**WHAT THE TASK REQUIRES:** Count how many lines below contain the word "Social", then give that number alone.

**INFORMATION SHOWN:**
* * * * * * *

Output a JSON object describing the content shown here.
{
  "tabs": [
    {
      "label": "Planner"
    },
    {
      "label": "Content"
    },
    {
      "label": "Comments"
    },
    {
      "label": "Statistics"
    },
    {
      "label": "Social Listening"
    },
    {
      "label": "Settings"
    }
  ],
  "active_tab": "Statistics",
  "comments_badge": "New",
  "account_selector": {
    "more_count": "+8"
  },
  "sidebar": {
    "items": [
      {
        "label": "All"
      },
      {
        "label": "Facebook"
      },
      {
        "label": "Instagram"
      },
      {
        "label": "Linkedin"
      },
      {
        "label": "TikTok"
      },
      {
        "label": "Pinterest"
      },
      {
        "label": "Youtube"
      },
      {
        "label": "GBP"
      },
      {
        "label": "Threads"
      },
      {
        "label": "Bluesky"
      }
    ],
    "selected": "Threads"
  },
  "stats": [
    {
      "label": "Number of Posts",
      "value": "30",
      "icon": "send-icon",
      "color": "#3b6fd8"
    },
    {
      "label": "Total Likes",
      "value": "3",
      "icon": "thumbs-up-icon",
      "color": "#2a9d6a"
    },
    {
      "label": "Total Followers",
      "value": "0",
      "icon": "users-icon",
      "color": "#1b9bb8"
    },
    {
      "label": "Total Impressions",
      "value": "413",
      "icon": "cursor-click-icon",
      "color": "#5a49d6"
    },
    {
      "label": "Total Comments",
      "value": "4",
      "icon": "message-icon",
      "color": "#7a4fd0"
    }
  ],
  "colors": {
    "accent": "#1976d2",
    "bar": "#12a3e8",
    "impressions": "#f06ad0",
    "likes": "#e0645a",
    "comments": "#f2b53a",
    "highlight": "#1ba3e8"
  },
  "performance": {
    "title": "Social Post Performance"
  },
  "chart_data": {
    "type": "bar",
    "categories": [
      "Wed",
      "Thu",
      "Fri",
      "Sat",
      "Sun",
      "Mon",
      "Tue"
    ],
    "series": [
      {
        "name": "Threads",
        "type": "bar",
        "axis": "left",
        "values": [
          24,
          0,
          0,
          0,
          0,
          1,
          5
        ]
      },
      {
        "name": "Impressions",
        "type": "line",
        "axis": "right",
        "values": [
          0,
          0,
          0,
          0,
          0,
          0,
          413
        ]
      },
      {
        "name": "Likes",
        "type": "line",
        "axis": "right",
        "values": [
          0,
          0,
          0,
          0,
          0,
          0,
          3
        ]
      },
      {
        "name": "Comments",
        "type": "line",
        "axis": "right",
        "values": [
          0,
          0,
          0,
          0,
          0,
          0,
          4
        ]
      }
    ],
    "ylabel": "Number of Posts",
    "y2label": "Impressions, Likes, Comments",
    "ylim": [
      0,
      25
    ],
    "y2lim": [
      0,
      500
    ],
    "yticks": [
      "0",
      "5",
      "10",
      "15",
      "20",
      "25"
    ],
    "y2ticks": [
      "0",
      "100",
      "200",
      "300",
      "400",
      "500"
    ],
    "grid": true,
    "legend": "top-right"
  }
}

* * * * * * *

**RESULT FOR THIS TASK:** 2